Data listing
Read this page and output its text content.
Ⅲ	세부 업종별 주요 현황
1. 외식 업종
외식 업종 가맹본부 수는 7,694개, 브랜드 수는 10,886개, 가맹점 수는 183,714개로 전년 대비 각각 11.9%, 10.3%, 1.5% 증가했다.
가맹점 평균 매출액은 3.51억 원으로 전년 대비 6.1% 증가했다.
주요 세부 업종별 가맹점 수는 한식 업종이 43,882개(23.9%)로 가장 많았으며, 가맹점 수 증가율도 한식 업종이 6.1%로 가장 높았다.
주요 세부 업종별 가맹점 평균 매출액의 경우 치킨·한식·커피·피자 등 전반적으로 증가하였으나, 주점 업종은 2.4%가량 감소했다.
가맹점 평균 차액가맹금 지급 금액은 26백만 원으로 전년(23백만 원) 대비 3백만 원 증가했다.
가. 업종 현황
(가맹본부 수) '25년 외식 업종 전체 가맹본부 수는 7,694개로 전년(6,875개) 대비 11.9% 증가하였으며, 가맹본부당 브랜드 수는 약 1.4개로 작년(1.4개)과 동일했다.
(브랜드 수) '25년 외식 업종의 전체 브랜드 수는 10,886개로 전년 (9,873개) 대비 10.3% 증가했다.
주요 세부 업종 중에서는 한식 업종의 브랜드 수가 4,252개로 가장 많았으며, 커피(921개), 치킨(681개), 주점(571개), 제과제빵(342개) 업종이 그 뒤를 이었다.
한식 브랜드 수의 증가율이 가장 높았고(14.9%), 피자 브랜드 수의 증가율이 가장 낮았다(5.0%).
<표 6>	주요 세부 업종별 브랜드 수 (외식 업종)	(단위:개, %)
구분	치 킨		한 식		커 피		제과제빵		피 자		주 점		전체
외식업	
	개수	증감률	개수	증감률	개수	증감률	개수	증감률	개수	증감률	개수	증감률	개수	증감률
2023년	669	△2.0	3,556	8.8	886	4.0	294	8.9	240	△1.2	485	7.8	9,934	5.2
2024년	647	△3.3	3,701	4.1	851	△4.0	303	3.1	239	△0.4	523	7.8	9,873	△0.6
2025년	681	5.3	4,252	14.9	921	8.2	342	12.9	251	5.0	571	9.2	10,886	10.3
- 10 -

PROBLEM REQUIREMENTS: Return the entries in full, keeping every line exactly as it is.

COMPLETE RESPONSE:
Read this page and output its text content.
Ⅲ	세부 업종별 주요 현황
1. 외식 업종
외식 업종 가맹본부 수는 7,694개, 브랜드 수는 10,886개, 가맹점 수는 183,714개로 전년 대비 각각 11.9%, 10.3%, 1.5% 증가했다.
가맹점 평균 매출액은 3.51억 원으로 전년 대비 6.1% 증가했다.
주요 세부 업종별 가맹점 수는 한식 업종이 43,882개(23.9%)로 가장 많았으며, 가맹점 수 증가율도 한식 업종이 6.1%로 가장 높았다.
주요 세부 업종별 가맹점 평균 매출액의 경우 치킨·한식·커피·피자 등 전반적으로 증가하였으나, 주점 업종은 2.4%가량 감소했다.
가맹점 평균 차액가맹금 지급 금액은 26백만 원으로 전년(23백만 원) 대비 3백만 원 증가했다.
가. 업종 현황
(가맹본부 수) '25년 외식 업종 전체 가맹본부 수는 7,694개로 전년(6,875개) 대비 11.9% 증가하였으며, 가맹본부당 브랜드 수는 약 1.4개로 작년(1.4개)과 동일했다.
(브랜드 수) '25년 외식 업종의 전체 브랜드 수는 10,886개로 전년 (9,873개) 대비 10.3% 증가했다.
주요 세부 업종 중에서는 한식 업종의 브랜드 수가 4,252개로 가장 많았으며, 커피(921개), 치킨(681개), 주점(571개), 제과제빵(342개) 업종이 그 뒤를 이었다.
한식 브랜드 수의 증가율이 가장 높았고(14.9%), 피자 브랜드 수의 증가율이 가장 낮았다(5.0%).
<표 6>	주요 세부 업종별 브랜드 수 (외식 업종)	(단위:개, %)
구분	치 킨		한 식		커 피		제과제빵		피 자		주 점		전체
외식업	
	개수	증감률	개수	증감률	개수	증감률	개수	증감률	개수	증감률	개수	증감률	개수	증감률
2023년	669	△2.0	3,556	8.8	886	4.0	294	8.9	240	△1.2	485	7.8	9,934	5.2
2024년	647	△3.3	3,701	4.1	851	△4.0	303	3.1	239	△0.4	523	7.8	9,873	△0.6
2025년	681	5.3	4,252	14.9	921	8.2	342	12.9	251	5.0	571	9.2	10,886	10.3
- 10 -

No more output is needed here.